• **EXERCISE MATERIAL**:
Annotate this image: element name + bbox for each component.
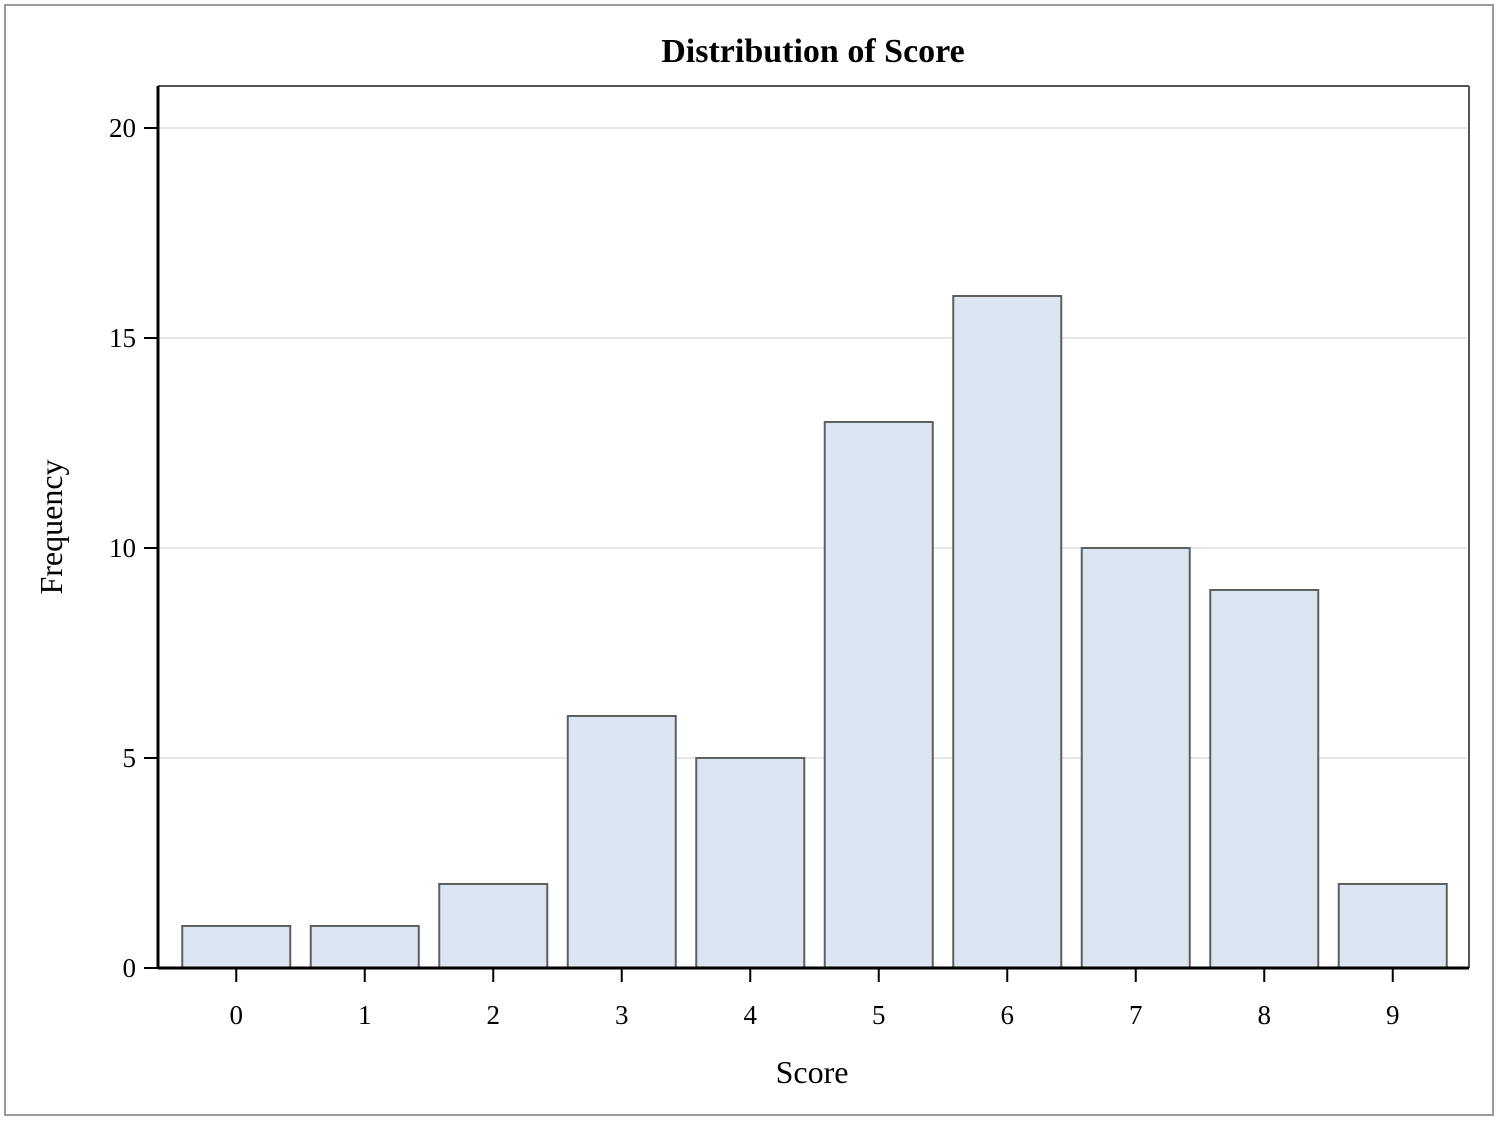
bars xyxy=(181,295,1448,969)
y-axis-label: Frequency xyxy=(33,459,69,594)
bar-7 xyxy=(1080,547,1191,969)
x-tick-label: 1 xyxy=(358,1000,372,1030)
x-tick-label: 3 xyxy=(615,1000,629,1030)
x-axis-label: Score xyxy=(776,1054,849,1090)
bar-5 xyxy=(823,421,934,969)
x-tick-label: 2 xyxy=(487,1000,501,1030)
x-tick-label: 7 xyxy=(1129,1000,1143,1030)
bar-3 xyxy=(566,715,677,969)
bar-2 xyxy=(438,883,549,969)
x-tick-label: 8 xyxy=(1258,1000,1272,1030)
bar-8 xyxy=(1209,589,1320,969)
x-tick-label: 4 xyxy=(744,1000,758,1030)
y-tick-label: 0 xyxy=(123,953,137,983)
bar-0 xyxy=(181,925,292,969)
chart-title: Distribution of Score xyxy=(661,33,964,70)
x-tick-label: 0 xyxy=(230,1000,244,1030)
tick-labels: 0 5 10 15 20 0 1 2 3 4 5 6 7 8 9 xyxy=(109,113,1400,1030)
x-tick-label: 6 xyxy=(1001,1000,1015,1030)
bar-1 xyxy=(309,925,420,969)
bar-4 xyxy=(695,757,806,969)
axes xyxy=(144,85,1470,982)
bar-9 xyxy=(1337,883,1448,969)
y-tick-label: 10 xyxy=(109,533,136,563)
bar-6 xyxy=(952,295,1063,969)
x-tick-label: 9 xyxy=(1386,1000,1400,1030)
y-tick-label: 5 xyxy=(123,743,137,773)
y-tick-label: 15 xyxy=(109,323,136,353)
x-tick-label: 5 xyxy=(872,1000,886,1030)
y-tick-label: 20 xyxy=(109,113,136,143)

• **WRITTEN TASK**: Copy out every line of the material above exactly, from the one containing "bars xyxy=(181,295,1448,969)" down to the one containing "tick-labels: 0 5", with both of those lines included.

• **RESULT**:
bars xyxy=(181,295,1448,969)
y-axis-label: Frequency xyxy=(33,459,69,594)
bar-7 xyxy=(1080,547,1191,969)
x-tick-label: 1 xyxy=(358,1000,372,1030)
x-tick-label: 3 xyxy=(615,1000,629,1030)
x-axis-label: Score xyxy=(776,1054,849,1090)
bar-5 xyxy=(823,421,934,969)
x-tick-label: 2 xyxy=(487,1000,501,1030)
x-tick-label: 7 xyxy=(1129,1000,1143,1030)
bar-3 xyxy=(566,715,677,969)
bar-2 xyxy=(438,883,549,969)
x-tick-label: 8 xyxy=(1258,1000,1272,1030)
bar-8 xyxy=(1209,589,1320,969)
x-tick-label: 4 xyxy=(744,1000,758,1030)
y-tick-label: 0 xyxy=(123,953,137,983)
bar-0 xyxy=(181,925,292,969)
chart-title: Distribution of Score xyxy=(661,33,964,70)
x-tick-label: 0 xyxy=(230,1000,244,1030)
tick-labels: 0 5 10 15 20 0 1 2 3 4 5 6 7 8 9 xyxy=(109,113,1400,1030)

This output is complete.